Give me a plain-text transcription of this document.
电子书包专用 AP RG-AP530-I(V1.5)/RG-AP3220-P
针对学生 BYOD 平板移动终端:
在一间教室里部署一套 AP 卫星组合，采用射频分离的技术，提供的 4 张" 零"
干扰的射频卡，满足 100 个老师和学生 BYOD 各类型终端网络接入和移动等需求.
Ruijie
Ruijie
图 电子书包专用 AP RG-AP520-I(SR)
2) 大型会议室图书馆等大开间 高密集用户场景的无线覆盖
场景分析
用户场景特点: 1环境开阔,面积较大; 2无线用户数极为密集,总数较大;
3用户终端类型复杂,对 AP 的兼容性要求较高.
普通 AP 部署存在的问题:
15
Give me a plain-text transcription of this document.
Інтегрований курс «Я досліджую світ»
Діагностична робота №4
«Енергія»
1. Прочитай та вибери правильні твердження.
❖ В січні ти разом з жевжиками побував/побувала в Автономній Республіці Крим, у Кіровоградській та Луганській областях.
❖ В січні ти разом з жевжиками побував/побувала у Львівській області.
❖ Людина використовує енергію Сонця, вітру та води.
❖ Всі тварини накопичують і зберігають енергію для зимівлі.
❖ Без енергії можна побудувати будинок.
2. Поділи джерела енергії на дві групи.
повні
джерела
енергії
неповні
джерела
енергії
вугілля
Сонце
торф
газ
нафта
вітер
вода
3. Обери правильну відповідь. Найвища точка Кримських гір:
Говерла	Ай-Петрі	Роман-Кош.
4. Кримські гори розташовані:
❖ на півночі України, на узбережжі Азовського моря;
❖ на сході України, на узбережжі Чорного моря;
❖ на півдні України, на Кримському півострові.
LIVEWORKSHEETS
..........
DESCRIPTION OF THE TASK:
Extract every entry above as it appears.

EXERCISE OUTPUT:
Give me a plain-text transcription of this document.
电子书包专用 AP RG-AP530-I(V1.5)/RG-AP3220-P
针对学生 BYOD 平板移动终端:
在一间教室里部署一套 AP 卫星组合，采用射频分离的技术，提供的 4 张" 零"
干扰的射频卡，满足 100 个老师和学生 BYOD 各类型终端网络接入和移动等需求.
Ruijie
Ruijie
图 电子书包专用 AP RG-AP520-I(SR)
2) 大型会议室图书馆等大开间 高密集用户场景的无线覆盖
场景分析
用户场景特点: 1环境开阔,面积较大; 2无线用户数极为密集,总数较大;
3用户终端类型复杂,对 AP 的兼容性要求较高.
普通 AP 部署存在的问题:
15
Give me a plain-text transcription of this document.
Інтегрований курс «Я досліджую світ»
Діагностична робота №4
«Енергія»
1. Прочитай та вибери правильні твердження.
❖ В січні ти разом з жевжиками побував/побувала в Автономній Республіці Крим, у Кіровоградській та Луганській областях.
❖ В січні ти разом з жевжиками побував/побувала у Львівській області.
❖ Людина використовує енергію Сонця, вітру та води.
❖ Всі тварини накопичують і зберігають енергію для зимівлі.
❖ Без енергії можна побудувати будинок.
2. Поділи джерела енергії на дві групи.
повні
джерела
енергії
неповні
джерела
енергії
вугілля
Сонце
торф
газ
нафта
вітер
вода
3. Обери правильну відповідь. Найвища точка Кримських гір:
Говерла	Ай-Петрі	Роман-Кош.
4. Кримські гори розташовані:
❖ на півночі України, на узбережжі Азовського моря;
❖ на сході України, на узбережжі Чорного моря;
❖ на півдні України, на Кримському півострові.
LIVEWORKSHEETS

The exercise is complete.